* START INFORMATION SUPPLIED *

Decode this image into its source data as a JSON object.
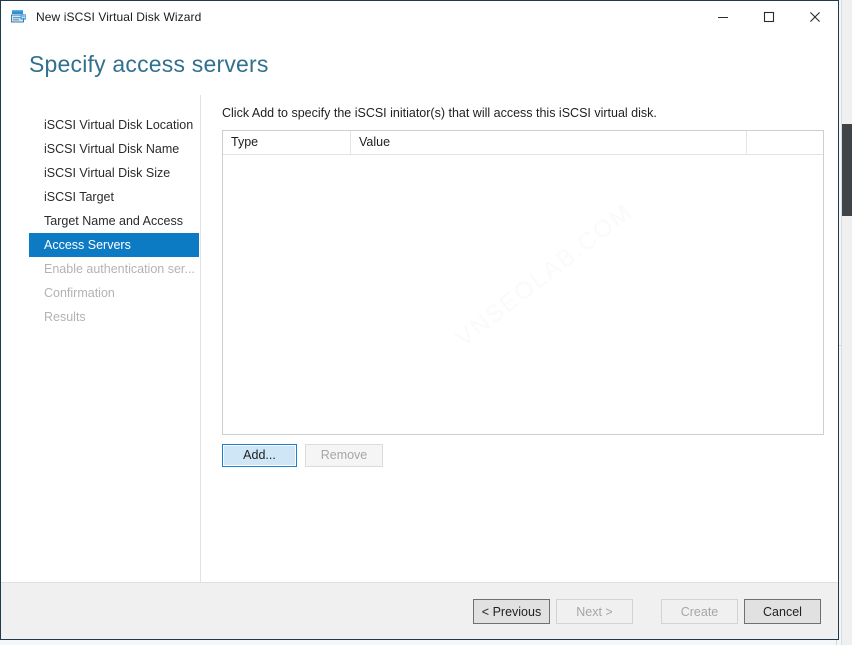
{
  "window": {
    "title": "New iSCSI Virtual Disk Wizard",
    "icon": "iscsi-virtual-disk-icon",
    "controls": {
      "minimize": "minimize-icon",
      "maximize": "maximize-icon",
      "close": "close-icon"
    }
  },
  "page": {
    "title": "Specify access servers",
    "title_color": "#31708f"
  },
  "sidebar": {
    "items": [
      {
        "label": "iSCSI Virtual Disk Location",
        "state": "normal"
      },
      {
        "label": "iSCSI Virtual Disk Name",
        "state": "normal"
      },
      {
        "label": "iSCSI Virtual Disk Size",
        "state": "normal"
      },
      {
        "label": "iSCSI Target",
        "state": "normal"
      },
      {
        "label": "Target Name and Access",
        "state": "normal"
      },
      {
        "label": "Access Servers",
        "state": "selected"
      },
      {
        "label": "Enable authentication ser...",
        "state": "disabled"
      },
      {
        "label": "Confirmation",
        "state": "disabled"
      },
      {
        "label": "Results",
        "state": "disabled"
      }
    ],
    "selected_color": "#0d7ac4"
  },
  "main": {
    "instruction": "Click Add to specify the iSCSI initiator(s) that will access this iSCSI virtual disk.",
    "table": {
      "columns": [
        "Type",
        "Value",
        ""
      ],
      "rows": []
    },
    "watermark": "VNSEOLAB.COM",
    "actions": [
      {
        "label": "Add...",
        "state": "focused"
      },
      {
        "label": "Remove",
        "state": "disabled"
      }
    ]
  },
  "footer": {
    "buttons": [
      {
        "label": "< Previous",
        "state": "enabled"
      },
      {
        "label": "Next >",
        "state": "disabled"
      },
      {
        "label": "Create",
        "state": "disabled"
      },
      {
        "label": "Cancel",
        "state": "enabled"
      }
    ]
  }
}
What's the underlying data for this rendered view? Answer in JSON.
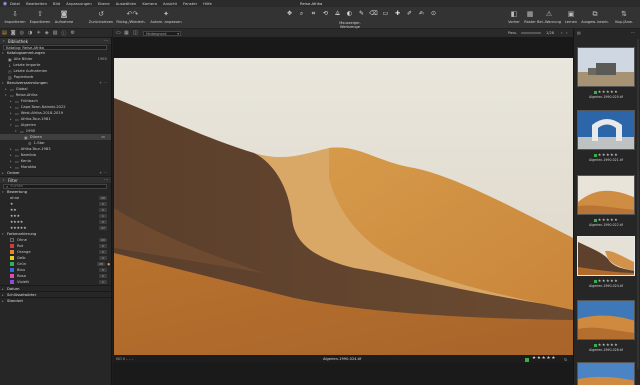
{
  "menubar": {
    "items": [
      "Datei",
      "Bearbeiten",
      "Bild",
      "Anpassungen",
      "Ebene",
      "Auswählen",
      "Kamera",
      "Ansicht",
      "Fenster",
      "Hilfe"
    ],
    "window_title": "Reise-Afrika"
  },
  "toolbar": {
    "left": [
      {
        "label": "Importieren",
        "icon": "import-icon"
      },
      {
        "label": "Exportieren",
        "icon": "export-icon"
      },
      {
        "label": "Aufnahme",
        "icon": "camera-icon"
      },
      {
        "label": "Zurücksetzen",
        "icon": "reset-icon"
      },
      {
        "label": "Rückg./Wiederh.",
        "icon": "undo-icon"
      },
      {
        "label": "Autom. anpassen",
        "icon": "auto-adjust-icon"
      }
    ],
    "center_caption": "Mauszeiger-Werkzeuge",
    "right": [
      {
        "label": "Vorher",
        "icon": "before-icon"
      },
      {
        "label": "Raster",
        "icon": "grid-icon"
      },
      {
        "label": "Bel.-Warnung",
        "icon": "exposure-warning-icon"
      },
      {
        "label": "Lernen",
        "icon": "learn-icon"
      },
      {
        "label": "Ausgew. bearb.",
        "icon": "edit-selected-icon"
      },
      {
        "label": "Kop./Anw.",
        "icon": "copy-apply-icon"
      }
    ]
  },
  "viewer": {
    "background_select": "Hintergrund",
    "fit_label": "Pass.",
    "page_counter": "1/28",
    "status_left": "ISO 0  –  –  –",
    "filename": "Algerien-1990-024.tif",
    "rating": "★★★★★",
    "color_tag": "#38b04a"
  },
  "library": {
    "header": "Bibliothek",
    "catalog": "Katalog: Reise-Afrika",
    "catalog_collections_header": "Katalogsammlungen",
    "catalog_collections": [
      {
        "label": "Alle Bilder",
        "count": "1965"
      },
      {
        "label": "Letzte Importe",
        "count": ""
      },
      {
        "label": "Letzte Aufnahmen",
        "count": ""
      },
      {
        "label": "Papierkorb",
        "count": ""
      }
    ],
    "user_collections_header": "Benutzersammlungen",
    "tree": [
      {
        "label": "Global",
        "level": 0
      },
      {
        "label": "Reise-Afrika",
        "level": 0
      },
      {
        "label": "Frühbach",
        "level": 1
      },
      {
        "label": "Cape-Town-Nairobi-2022",
        "level": 1
      },
      {
        "label": "West-Afrika-2018-2019",
        "level": 1
      },
      {
        "label": "Afrika-Tour-1981",
        "level": 1
      },
      {
        "label": "Algerien",
        "level": 1
      },
      {
        "label": "1990",
        "level": 2
      },
      {
        "label": "Dünen",
        "level": 3,
        "count": "28",
        "selected": true
      },
      {
        "label": "1-Star",
        "level": 3
      },
      {
        "label": "Afrika-Tour-1983",
        "level": 1
      },
      {
        "label": "Namibia",
        "level": 1
      },
      {
        "label": "Kenia",
        "level": 1
      },
      {
        "label": "Marokko",
        "level": 1
      }
    ],
    "folders_label": "Ordner"
  },
  "filter": {
    "header": "Filter",
    "search_placeholder": "Suchen",
    "rating_header": "Bewertung",
    "ratings": [
      {
        "label": "ohne",
        "count": "20"
      },
      {
        "label": "★",
        "count": "0"
      },
      {
        "label": "★★",
        "count": "0"
      },
      {
        "label": "★★★",
        "count": "1"
      },
      {
        "label": "★★★★",
        "count": "0"
      },
      {
        "label": "★★★★★",
        "count": "27"
      }
    ],
    "colortag_header": "Farbmarkierung",
    "colortags": [
      {
        "label": "Ohne",
        "count": "20",
        "color": "#2a2a2a"
      },
      {
        "label": "Rot",
        "count": "0",
        "color": "#d63b3b"
      },
      {
        "label": "Orange",
        "count": "0",
        "color": "#e8862a"
      },
      {
        "label": "Gelb",
        "count": "0",
        "color": "#e6cf2d"
      },
      {
        "label": "Grün",
        "count": "28",
        "color": "#38b04a"
      },
      {
        "label": "Blau",
        "count": "0",
        "color": "#2f6fe0"
      },
      {
        "label": "Rosa",
        "count": "0",
        "color": "#e048b8"
      },
      {
        "label": "Violett",
        "count": "1",
        "color": "#8a4fd6"
      }
    ],
    "date_label": "Datum",
    "keywords_label": "Schlüsselwörter",
    "location_label": "Standort"
  },
  "filmstrip": {
    "thumbs": [
      {
        "caption": "Algerien-1990-020.tif",
        "rating": "★★★★★"
      },
      {
        "caption": "Algerien-1990-021.tif",
        "rating": "★★★★★"
      },
      {
        "caption": "Algerien-1990-022.tif",
        "rating": "★★★★★"
      },
      {
        "caption": "Algerien-1990-024.tif",
        "rating": "★★★★★"
      },
      {
        "caption": "Algerien-1990-026.tif",
        "rating": "★★★★★"
      }
    ]
  }
}
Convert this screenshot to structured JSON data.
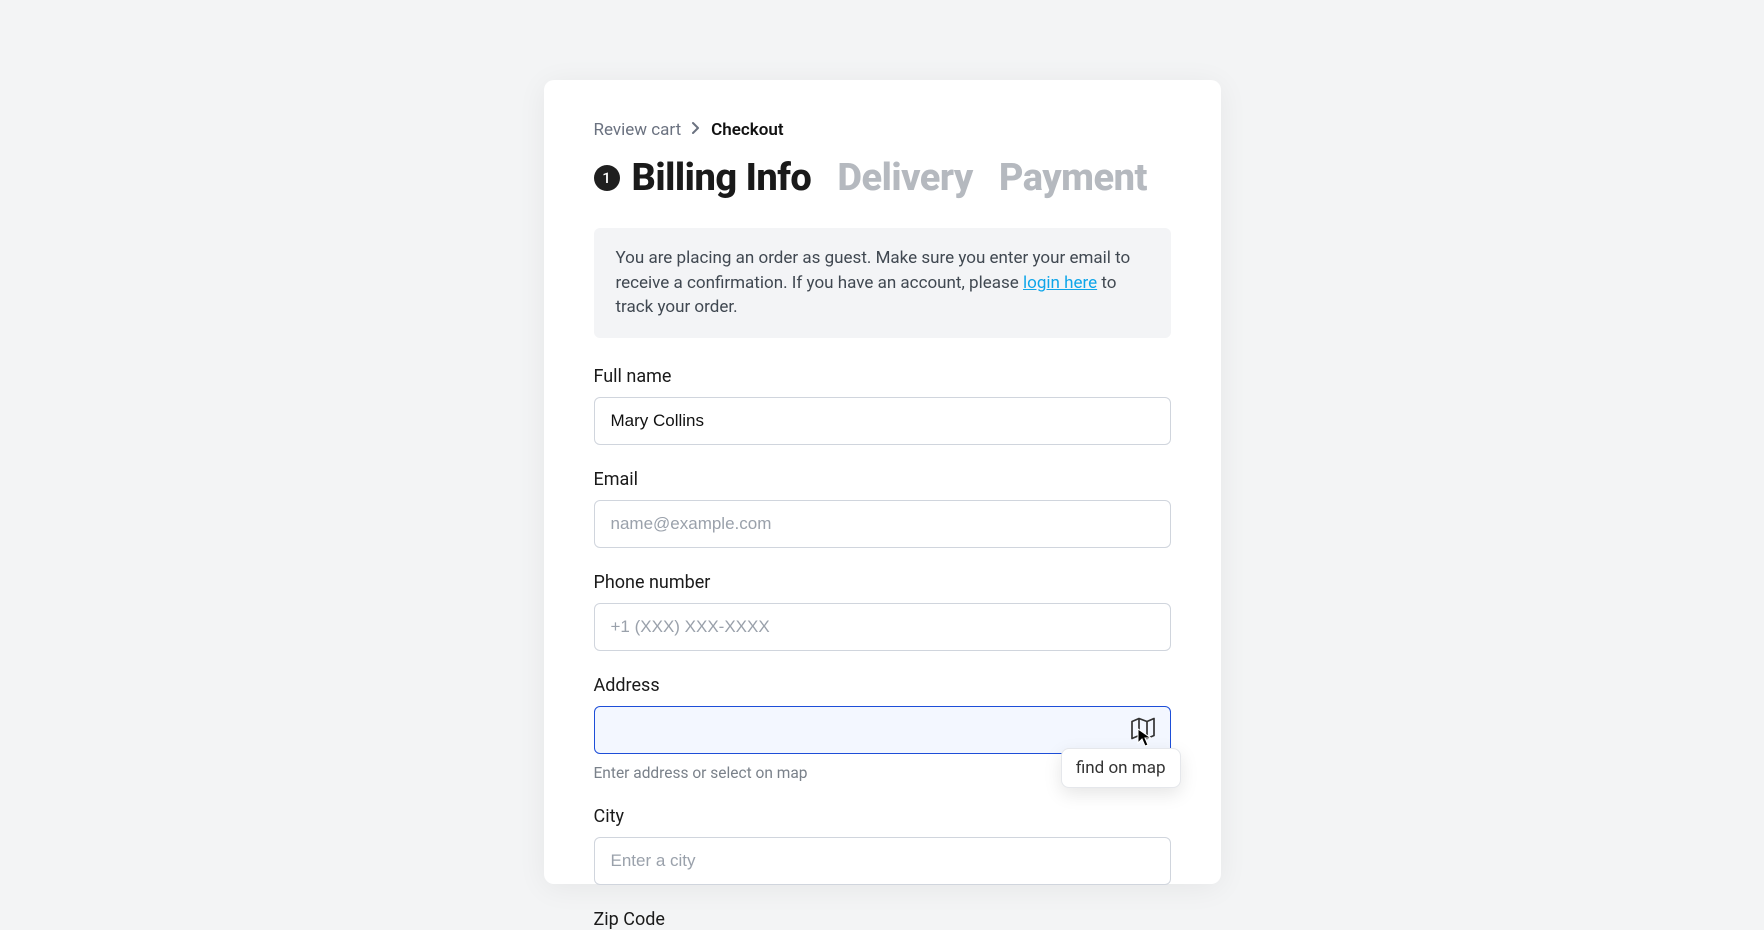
{
  "breadcrumb": {
    "prev": "Review cart",
    "current": "Checkout"
  },
  "steps": {
    "active_number": "1",
    "active_label": "Billing Info",
    "inactive1": "Delivery",
    "inactive2": "Payment"
  },
  "notice": {
    "text_before": "You are placing an order as guest. Make sure you enter your email to receive a confirmation. If you have an account, please ",
    "login_text": "login here",
    "text_after": " to track your order."
  },
  "fields": {
    "full_name": {
      "label": "Full name",
      "value": "Mary Collins"
    },
    "email": {
      "label": "Email",
      "placeholder": "name@example.com",
      "value": ""
    },
    "phone": {
      "label": "Phone number",
      "placeholder": "+1 (XXX) XXX-XXXX",
      "value": ""
    },
    "address": {
      "label": "Address",
      "value": "",
      "helper": "Enter address or select on map",
      "tooltip": "find on map"
    },
    "city": {
      "label": "City",
      "placeholder": "Enter a city",
      "value": ""
    },
    "zip": {
      "label": "Zip Code"
    }
  }
}
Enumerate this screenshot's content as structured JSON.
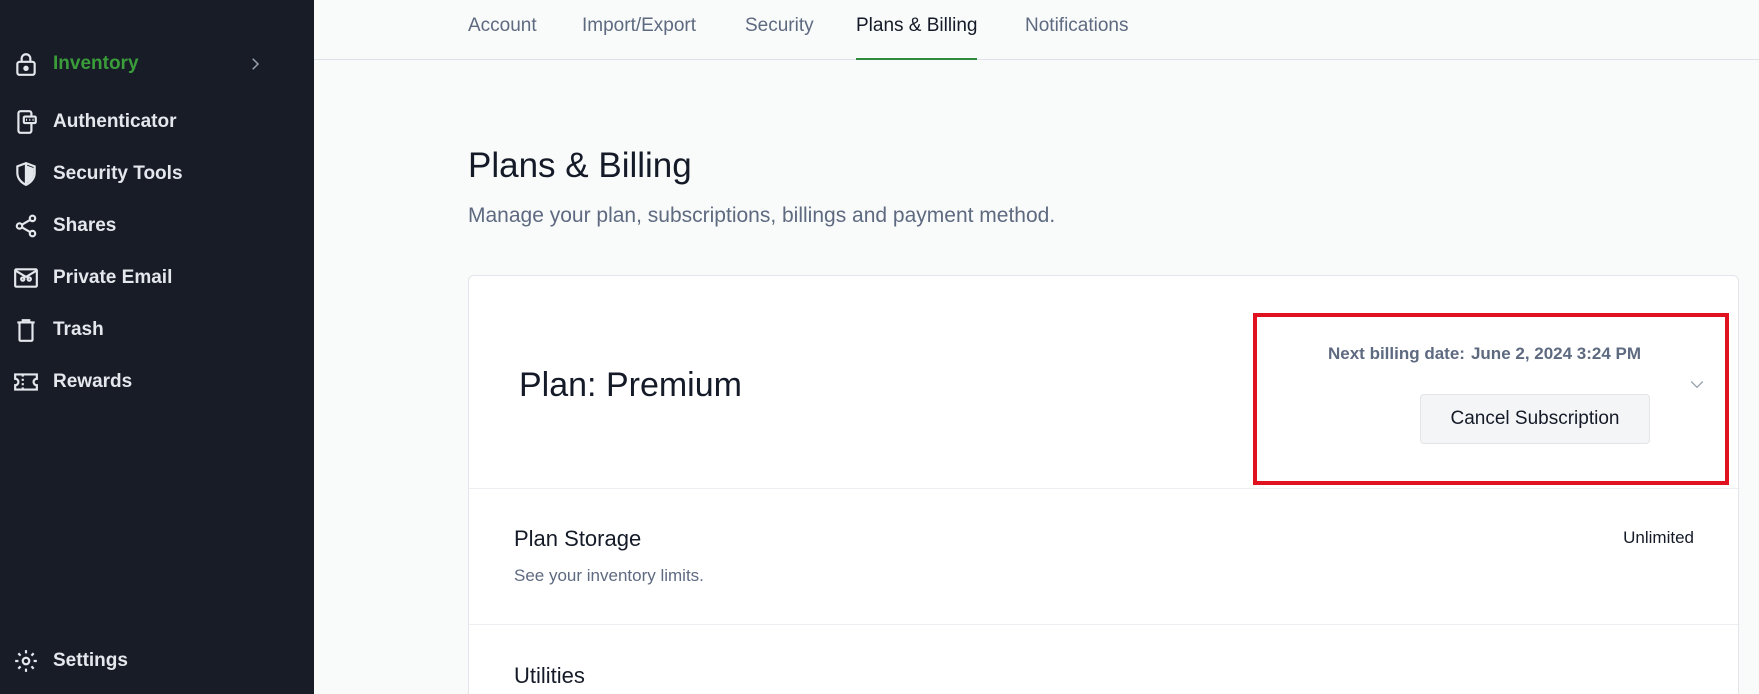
{
  "sidebar": {
    "items": [
      {
        "label": "Inventory",
        "icon": "lock-icon",
        "active": true
      },
      {
        "label": "Authenticator",
        "icon": "authenticator-icon"
      },
      {
        "label": "Security Tools",
        "icon": "shield-icon"
      },
      {
        "label": "Shares",
        "icon": "share-icon"
      },
      {
        "label": "Private Email",
        "icon": "mask-email-icon"
      },
      {
        "label": "Trash",
        "icon": "trash-icon"
      },
      {
        "label": "Rewards",
        "icon": "ticket-icon"
      }
    ],
    "settings_label": "Settings"
  },
  "tabs": [
    {
      "label": "Account"
    },
    {
      "label": "Import/Export"
    },
    {
      "label": "Security"
    },
    {
      "label": "Plans & Billing",
      "active": true
    },
    {
      "label": "Notifications"
    }
  ],
  "page": {
    "title": "Plans & Billing",
    "subtitle": "Manage your plan, subscriptions, billings and payment method."
  },
  "plan": {
    "title": "Plan: Premium",
    "next_billing_label": "Next billing date:",
    "next_billing_value": "June 2, 2024 3:24 PM",
    "cancel_label": "Cancel Subscription"
  },
  "rows": [
    {
      "title": "Plan Storage",
      "subtitle": "See your inventory limits.",
      "value": "Unlimited"
    },
    {
      "title": "Utilities"
    }
  ],
  "colors": {
    "sidebar_bg": "#171c27",
    "accent_green": "#3a9d3a",
    "highlight_red": "#e0121f"
  }
}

* END INFORMATION SUPPLIED *

- [PROBLEM TO WORK ON] Starting at the line that contains "Enumerate this screenshot's", retype each line through the final one in the listing, with both ends kept and the pictures omitted.

- [THE REPLY]
Enumerate this screenshot's content as structured JSON.
{
  "sidebar": {
    "items": [
      {
        "label": "Inventory",
        "icon": "lock-icon",
        "active": true
      },
      {
        "label": "Authenticator",
        "icon": "authenticator-icon"
      },
      {
        "label": "Security Tools",
        "icon": "shield-icon"
      },
      {
        "label": "Shares",
        "icon": "share-icon"
      },
      {
        "label": "Private Email",
        "icon": "mask-email-icon"
      },
      {
        "label": "Trash",
        "icon": "trash-icon"
      },
      {
        "label": "Rewards",
        "icon": "ticket-icon"
      }
    ],
    "settings_label": "Settings"
  },
  "tabs": [
    {
      "label": "Account"
    },
    {
      "label": "Import/Export"
    },
    {
      "label": "Security"
    },
    {
      "label": "Plans & Billing",
      "active": true
    },
    {
      "label": "Notifications"
    }
  ],
  "page": {
    "title": "Plans & Billing",
    "subtitle": "Manage your plan, subscriptions, billings and payment method."
  },
  "plan": {
    "title": "Plan: Premium",
    "next_billing_label": "Next billing date:",
    "next_billing_value": "June 2, 2024 3:24 PM",
    "cancel_label": "Cancel Subscription"
  },
  "rows": [
    {
      "title": "Plan Storage",
      "subtitle": "See your inventory limits.",
      "value": "Unlimited"
    },
    {
      "title": "Utilities"
    }
  ],
  "colors": {
    "sidebar_bg": "#171c27",
    "accent_green": "#3a9d3a",
    "highlight_red": "#e0121f"
  }
}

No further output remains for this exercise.